== TEXT UNDER STUDY

- Theatrical release poster
- Hangul: 슈퍼맨이었던 사나이
- RR: Syupeomaenieotdeon sanai
- MR: Syup'ŏmaeniŏttŏn sanai
- Directed by: Jeong Yoon-cheol
- Written by: Kim Ba-da Joon Jin-ho Jeong Yoon-cheol
- Produced by: Yoo Il-han
- Starring: Hwang Jung-min Jun Ji-hyun
- Cinematography: Choi Young-hwan
- Edited by: Kim Yang-il
- Music by: Kim Hyeon-bo Lee Han-na
- Distributed by: CJ Entertainment
- Release date: January 31, 2008;
- Running time: 102 minutes
- Country: South Korea
- Language: Korean
- Box office: US$3.9 million

= A Man Who Was Superman =

A Man Who Was Superman is a 2008 South Korean comedy-drama film directed by Jeong Yoon-cheol, starring Hwang Jung-min and Jun Ji-hyun. The film applies techniques of magical realism to problems arising from the narcissism of small differences that plagues the modern Korean conscience.

== Plot ==
Song Soo-jung is a producer going on her third year at a small company. Her speciality is filming human interest stories. She is driven to produce these shallow stories for the sake of her ambition of one day becoming Korea's own Oprah Winfrey. However, she is reaching the end of what's left of her pride. After months of not getting paid, one day she leaves her office as usual with the company camera to produce a story on a lion apparently refusing to eat its meal. On her way, however, she comes across a robber, but she is saved somehow by "Superman" in a Hawaiian shirt. Superman claims he's unable to tap into his superhuman powers because "bad guys" have placed kryptonite inside his head. However, he doesn't let that get in his way of helping others, and saving the world from global warming and rescuing a lost puppy. Soo-jung can see this will make a good story and, with a little tweaking and a little fabricating, she produces the "Superman Saves the World" documentary which goes on to be a ratings hit. After an X-Ray examination of "Superman's" skull, it becomes clear that there really is something stuck in his head - a bullet.

====
== SUPPLIED MATERIAL

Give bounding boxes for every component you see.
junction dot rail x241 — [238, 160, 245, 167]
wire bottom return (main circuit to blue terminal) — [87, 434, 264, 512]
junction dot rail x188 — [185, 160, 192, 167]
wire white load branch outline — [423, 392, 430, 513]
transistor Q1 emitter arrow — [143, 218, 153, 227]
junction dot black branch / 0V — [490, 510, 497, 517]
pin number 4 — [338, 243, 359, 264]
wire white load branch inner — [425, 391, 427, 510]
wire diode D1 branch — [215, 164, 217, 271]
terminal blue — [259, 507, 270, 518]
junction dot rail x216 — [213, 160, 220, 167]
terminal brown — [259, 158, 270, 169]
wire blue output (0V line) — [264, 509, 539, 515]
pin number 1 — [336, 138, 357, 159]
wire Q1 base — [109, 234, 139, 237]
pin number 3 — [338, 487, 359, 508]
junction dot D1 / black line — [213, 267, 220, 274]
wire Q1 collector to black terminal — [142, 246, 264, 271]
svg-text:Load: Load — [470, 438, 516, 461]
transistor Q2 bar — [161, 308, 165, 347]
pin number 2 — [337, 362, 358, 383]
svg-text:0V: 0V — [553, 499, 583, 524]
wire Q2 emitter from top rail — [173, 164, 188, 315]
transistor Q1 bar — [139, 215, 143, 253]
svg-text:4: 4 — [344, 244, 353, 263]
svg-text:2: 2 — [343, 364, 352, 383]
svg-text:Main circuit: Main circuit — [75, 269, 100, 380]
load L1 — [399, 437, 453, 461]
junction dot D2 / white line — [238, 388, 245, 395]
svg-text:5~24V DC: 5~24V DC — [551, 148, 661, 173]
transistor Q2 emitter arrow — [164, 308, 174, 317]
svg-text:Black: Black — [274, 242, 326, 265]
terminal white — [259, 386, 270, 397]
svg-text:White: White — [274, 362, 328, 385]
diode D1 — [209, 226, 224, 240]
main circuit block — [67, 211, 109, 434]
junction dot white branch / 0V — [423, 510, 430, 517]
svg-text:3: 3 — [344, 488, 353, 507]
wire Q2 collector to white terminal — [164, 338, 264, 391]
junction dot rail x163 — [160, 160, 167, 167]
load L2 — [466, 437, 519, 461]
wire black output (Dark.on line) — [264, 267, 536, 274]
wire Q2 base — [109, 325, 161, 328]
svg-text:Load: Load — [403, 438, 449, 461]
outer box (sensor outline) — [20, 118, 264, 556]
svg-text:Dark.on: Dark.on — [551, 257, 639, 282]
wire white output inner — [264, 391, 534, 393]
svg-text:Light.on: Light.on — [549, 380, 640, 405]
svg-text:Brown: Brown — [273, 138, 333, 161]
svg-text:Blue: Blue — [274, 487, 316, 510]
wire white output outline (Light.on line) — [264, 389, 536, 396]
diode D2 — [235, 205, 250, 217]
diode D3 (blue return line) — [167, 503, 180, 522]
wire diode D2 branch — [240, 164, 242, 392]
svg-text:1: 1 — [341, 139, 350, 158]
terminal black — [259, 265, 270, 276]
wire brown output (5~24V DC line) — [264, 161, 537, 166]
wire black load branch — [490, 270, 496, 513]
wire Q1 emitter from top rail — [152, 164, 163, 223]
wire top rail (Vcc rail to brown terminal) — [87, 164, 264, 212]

====

**DIRECTIONS**
**a.** Answer these questions using the film article:
(i) Who is credited with the cinematography?
(ii) What kind of shirt is "Superman" wearing when he saves Soo-jung?
(iii) What does the X-Ray show is stuck in his head?
**b.** Reproduce the part of the film article that opens with the words "A Man Who Was Superman is" and ends after "modern Korean conscience.".

**EXPECTED RESPONSES**
**a.**
(i) Choi Young-hwan
(ii) A Hawaiian shirt
(iii) A bullet

**b.**
A Man Who Was Superman is a 2008 South Korean comedy-drama film directed by Jeong Yoon-cheol, starring Hwang Jung-min and Jun Ji-hyun. The film applies techniques of magical realism to problems arising from the narcissism of small differences that plagues the modern Korean conscience.